Dataset excerpt:
◇ ◇ ◇ ◇ ◇ ◇ ◇

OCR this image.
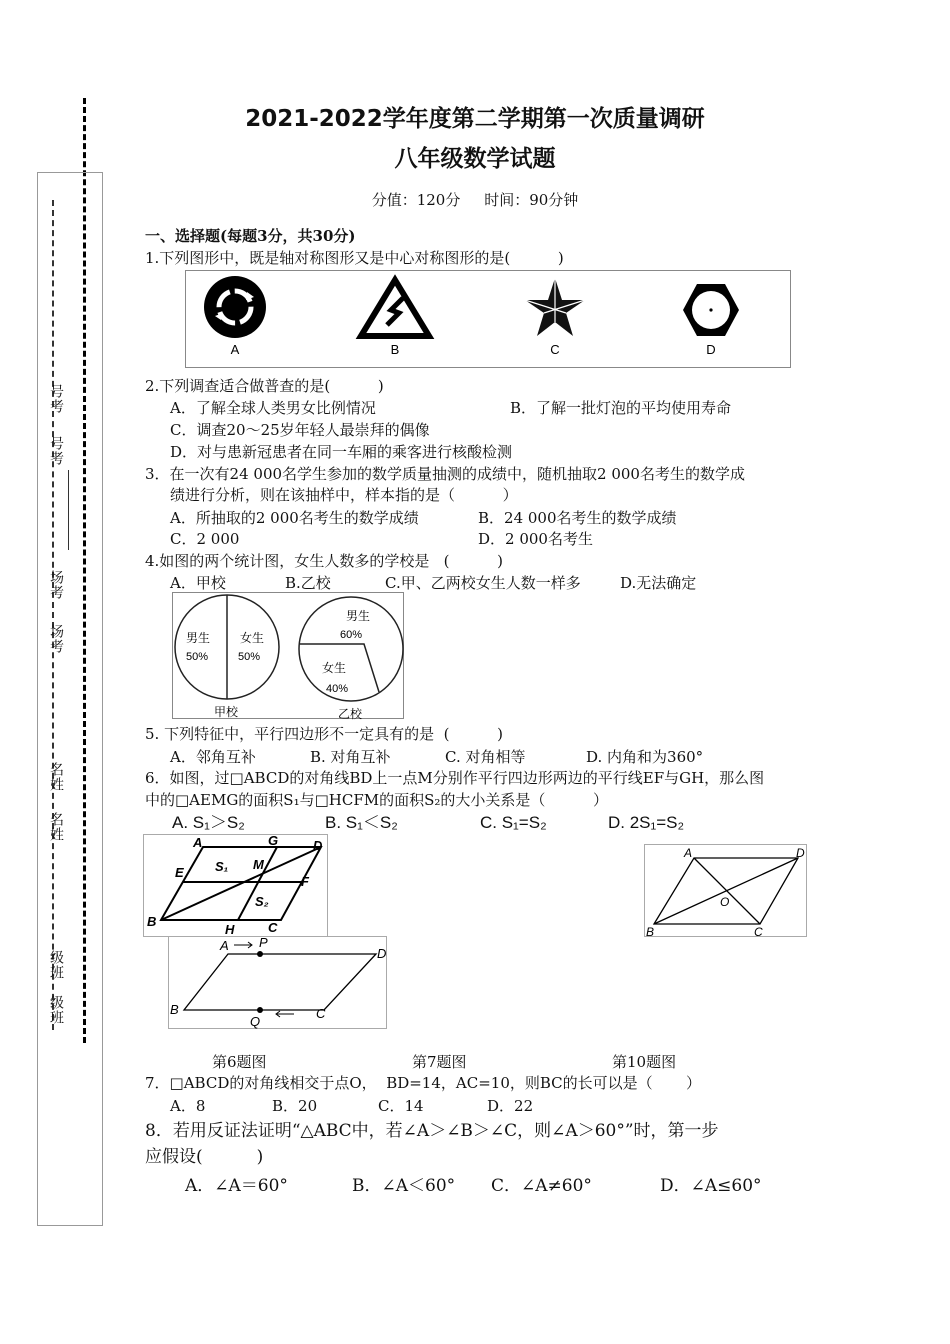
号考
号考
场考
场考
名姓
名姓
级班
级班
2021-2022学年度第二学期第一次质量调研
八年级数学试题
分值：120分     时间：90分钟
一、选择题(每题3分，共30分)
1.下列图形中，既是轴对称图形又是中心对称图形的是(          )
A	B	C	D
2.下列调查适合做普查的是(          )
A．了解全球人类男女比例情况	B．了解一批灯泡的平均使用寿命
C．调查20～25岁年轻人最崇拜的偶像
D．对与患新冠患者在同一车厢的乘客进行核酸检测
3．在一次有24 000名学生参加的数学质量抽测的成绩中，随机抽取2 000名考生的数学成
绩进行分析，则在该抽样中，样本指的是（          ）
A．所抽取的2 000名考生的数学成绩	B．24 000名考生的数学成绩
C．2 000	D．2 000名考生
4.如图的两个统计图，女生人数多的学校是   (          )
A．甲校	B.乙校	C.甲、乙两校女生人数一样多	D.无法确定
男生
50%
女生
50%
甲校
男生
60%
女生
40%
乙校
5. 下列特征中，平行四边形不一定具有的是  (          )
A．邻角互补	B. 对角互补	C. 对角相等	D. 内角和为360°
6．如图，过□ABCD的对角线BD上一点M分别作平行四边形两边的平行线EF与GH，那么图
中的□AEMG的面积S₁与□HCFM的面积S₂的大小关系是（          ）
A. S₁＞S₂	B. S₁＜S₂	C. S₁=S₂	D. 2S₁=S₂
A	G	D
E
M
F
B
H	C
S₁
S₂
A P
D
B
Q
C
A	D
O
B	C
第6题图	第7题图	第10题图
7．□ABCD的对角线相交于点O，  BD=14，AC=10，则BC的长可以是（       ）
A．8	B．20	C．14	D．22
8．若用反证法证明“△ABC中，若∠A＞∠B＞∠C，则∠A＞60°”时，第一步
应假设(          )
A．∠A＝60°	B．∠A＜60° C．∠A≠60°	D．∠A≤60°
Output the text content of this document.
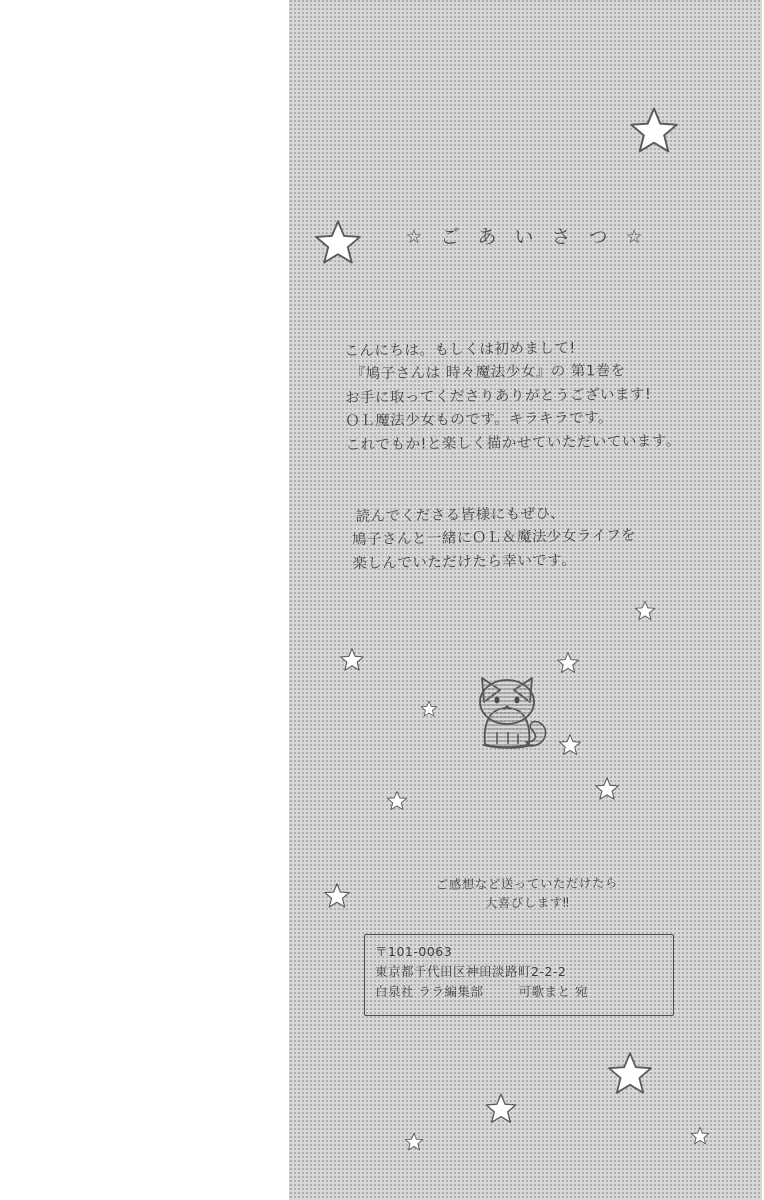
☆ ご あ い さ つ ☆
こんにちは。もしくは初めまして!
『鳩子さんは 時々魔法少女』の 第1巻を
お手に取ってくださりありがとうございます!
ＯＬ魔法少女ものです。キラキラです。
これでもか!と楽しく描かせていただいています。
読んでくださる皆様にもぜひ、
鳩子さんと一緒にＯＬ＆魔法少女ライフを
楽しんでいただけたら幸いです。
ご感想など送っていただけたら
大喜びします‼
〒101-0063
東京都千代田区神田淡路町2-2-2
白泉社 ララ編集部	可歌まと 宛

◇ ◇ ◇ ◇ ◇ ◇ ◇

**The problem:** Give every line back word for word and leave the pictures out.

**Output:**
OCR this image.
号考
号考
场考
场考
名姓
名姓
级班
级班
2021-2022学年度第二学期第一次质量调研
八年级数学试题
分值：120分     时间：90分钟
一、选择题(每题3分，共30分)
1.下列图形中，既是轴对称图形又是中心对称图形的是(          )
A	B	C	D
2.下列调查适合做普查的是(          )
A．了解全球人类男女比例情况	B．了解一批灯泡的平均使用寿命
C．调查20～25岁年轻人最崇拜的偶像
D．对与患新冠患者在同一车厢的乘客进行核酸检测
3．在一次有24 000名学生参加的数学质量抽测的成绩中，随机抽取2 000名考生的数学成
绩进行分析，则在该抽样中，样本指的是（          ）
A．所抽取的2 000名考生的数学成绩	B．24 000名考生的数学成绩
C．2 000	D．2 000名考生
4.如图的两个统计图，女生人数多的学校是   (          )
A．甲校	B.乙校	C.甲、乙两校女生人数一样多	D.无法确定
男生
50%
女生
50%
甲校
男生
60%
女生
40%
乙校
5. 下列特征中，平行四边形不一定具有的是  (          )
A．邻角互补	B. 对角互补	C. 对角相等	D. 内角和为360°
6．如图，过□ABCD的对角线BD上一点M分别作平行四边形两边的平行线EF与GH，那么图
中的□AEMG的面积S₁与□HCFM的面积S₂的大小关系是（          ）
A. S₁＞S₂	B. S₁＜S₂	C. S₁=S₂	D. 2S₁=S₂
A	G	D
E
M
F
B
H	C
S₁
S₂
A P
D
B
Q
C
A	D
O
B	C
第6题图	第7题图	第10题图
7．□ABCD的对角线相交于点O，  BD=14，AC=10，则BC的长可以是（       ）
A．8	B．20	C．14	D．22
8．若用反证法证明“△ABC中，若∠A＞∠B＞∠C，则∠A＞60°”时，第一步
应假设(          )
A．∠A＝60°	B．∠A＜60° C．∠A≠60°	D．∠A≤60°
Output the text content of this document.
☆ ご あ い さ つ ☆
こんにちは。もしくは初めまして!
『鳩子さんは 時々魔法少女』の 第1巻を
お手に取ってくださりありがとうございます!
ＯＬ魔法少女ものです。キラキラです。
これでもか!と楽しく描かせていただいています。
読んでくださる皆様にもぜひ、
鳩子さんと一緒にＯＬ＆魔法少女ライフを
楽しんでいただけたら幸いです。
ご感想など送っていただけたら
大喜びします‼
〒101-0063
東京都千代田区神田淡路町2-2-2
白泉社 ララ編集部	可歌まと 宛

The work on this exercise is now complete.